- _SHORT EXERCISE_: Count the lines containing "frac" in the entries underneath, and state that count without anything else.

Collected data:
START

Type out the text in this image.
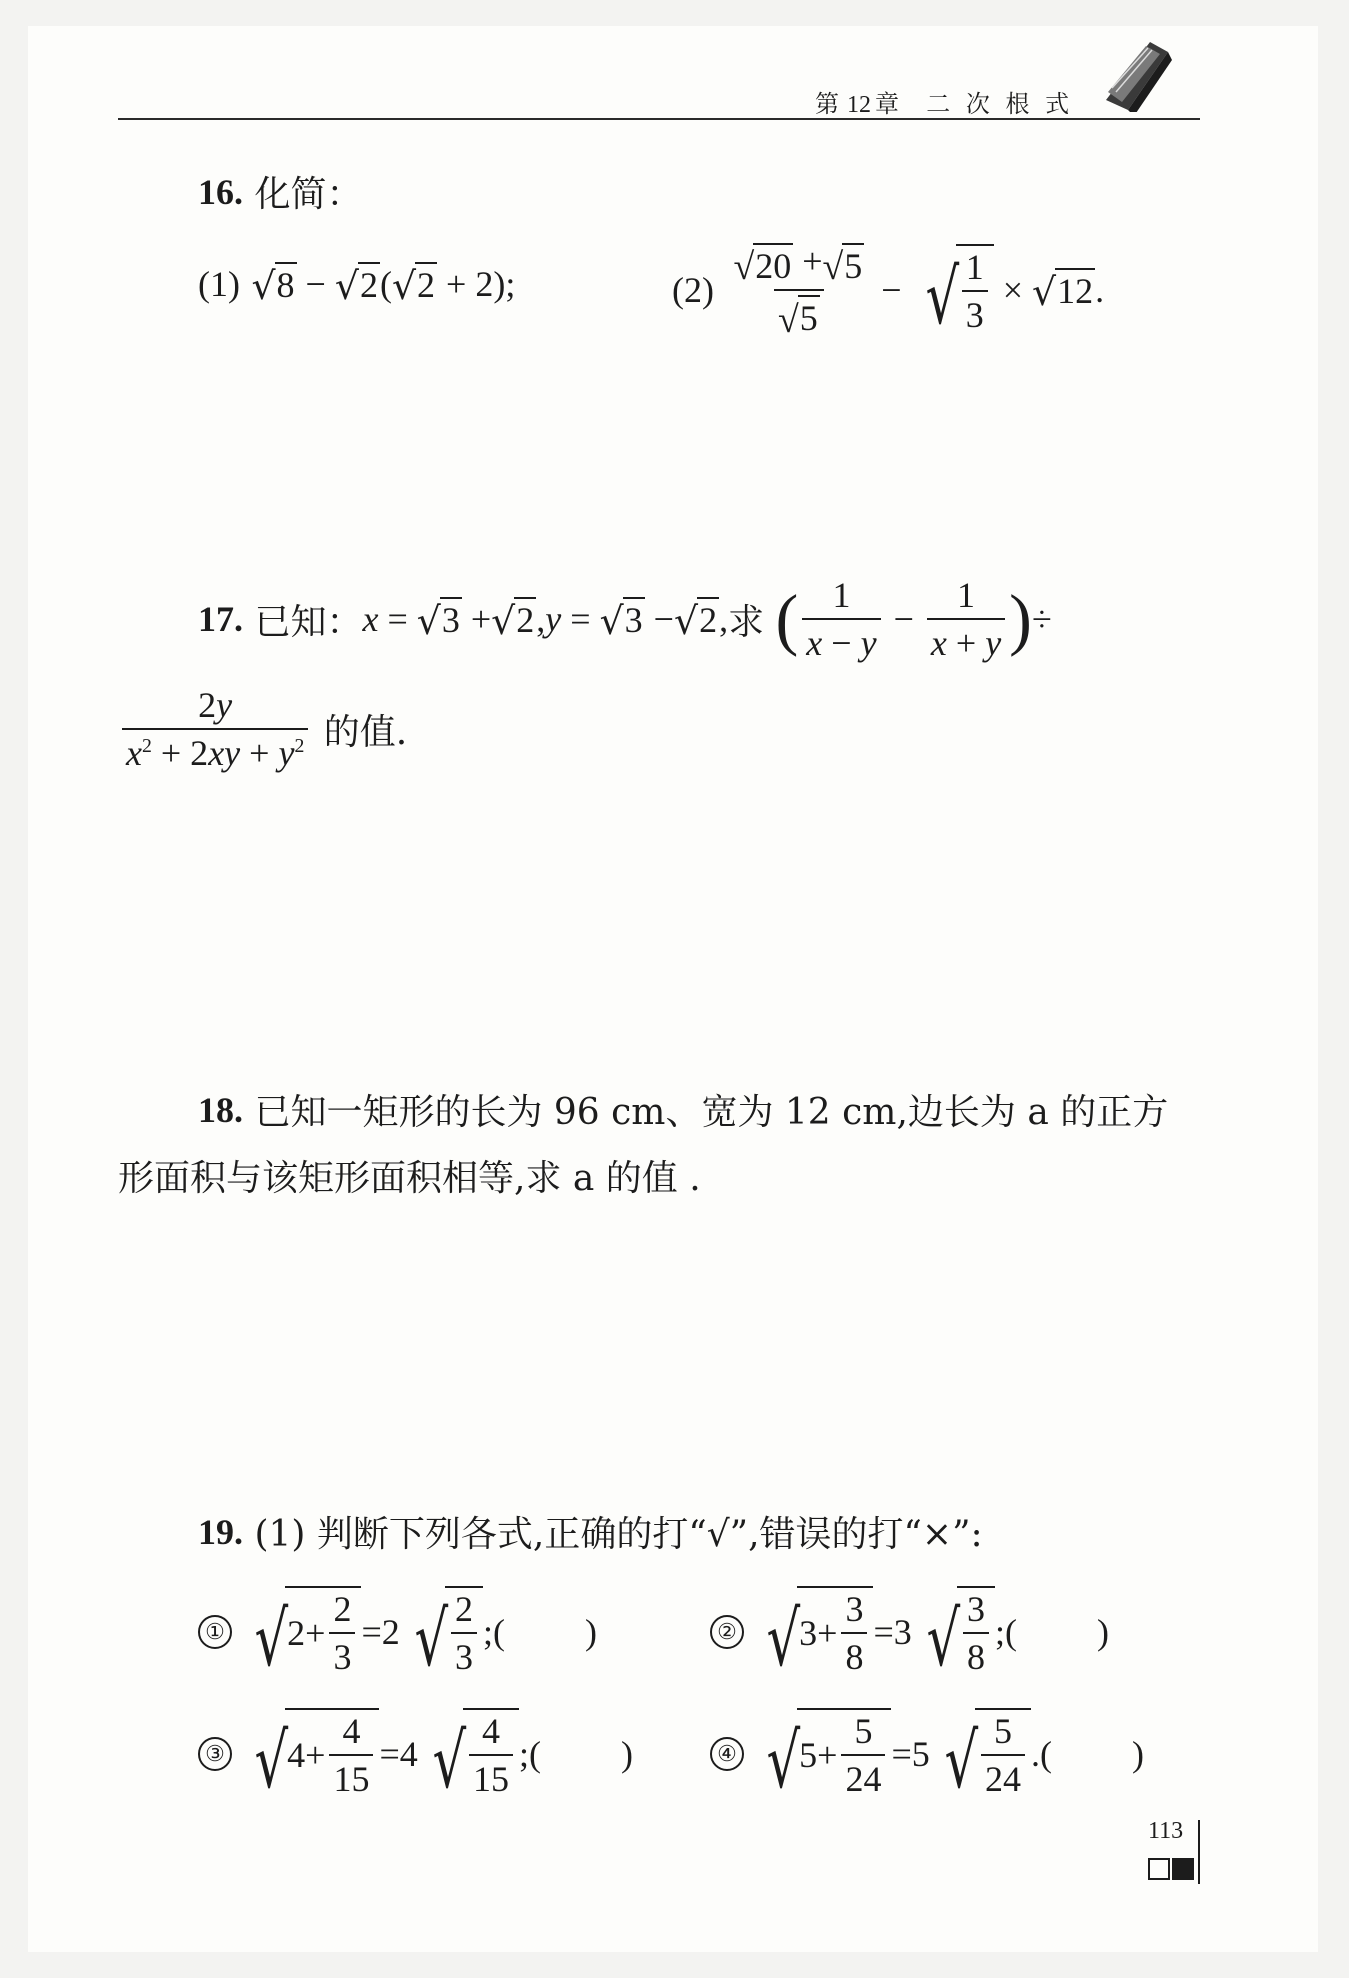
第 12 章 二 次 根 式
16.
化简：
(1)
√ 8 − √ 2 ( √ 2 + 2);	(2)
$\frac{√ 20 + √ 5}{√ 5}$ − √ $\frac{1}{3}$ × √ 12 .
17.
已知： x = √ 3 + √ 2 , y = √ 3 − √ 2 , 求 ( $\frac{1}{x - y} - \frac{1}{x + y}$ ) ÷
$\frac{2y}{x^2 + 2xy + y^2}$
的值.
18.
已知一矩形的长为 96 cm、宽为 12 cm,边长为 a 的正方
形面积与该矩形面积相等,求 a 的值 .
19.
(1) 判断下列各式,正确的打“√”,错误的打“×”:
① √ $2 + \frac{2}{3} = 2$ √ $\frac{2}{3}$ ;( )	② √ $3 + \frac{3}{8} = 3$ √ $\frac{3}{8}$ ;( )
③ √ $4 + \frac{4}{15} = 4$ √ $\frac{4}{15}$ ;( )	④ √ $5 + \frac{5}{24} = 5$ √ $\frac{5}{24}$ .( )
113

END

- _ANSWER TO THIS TASK_: 5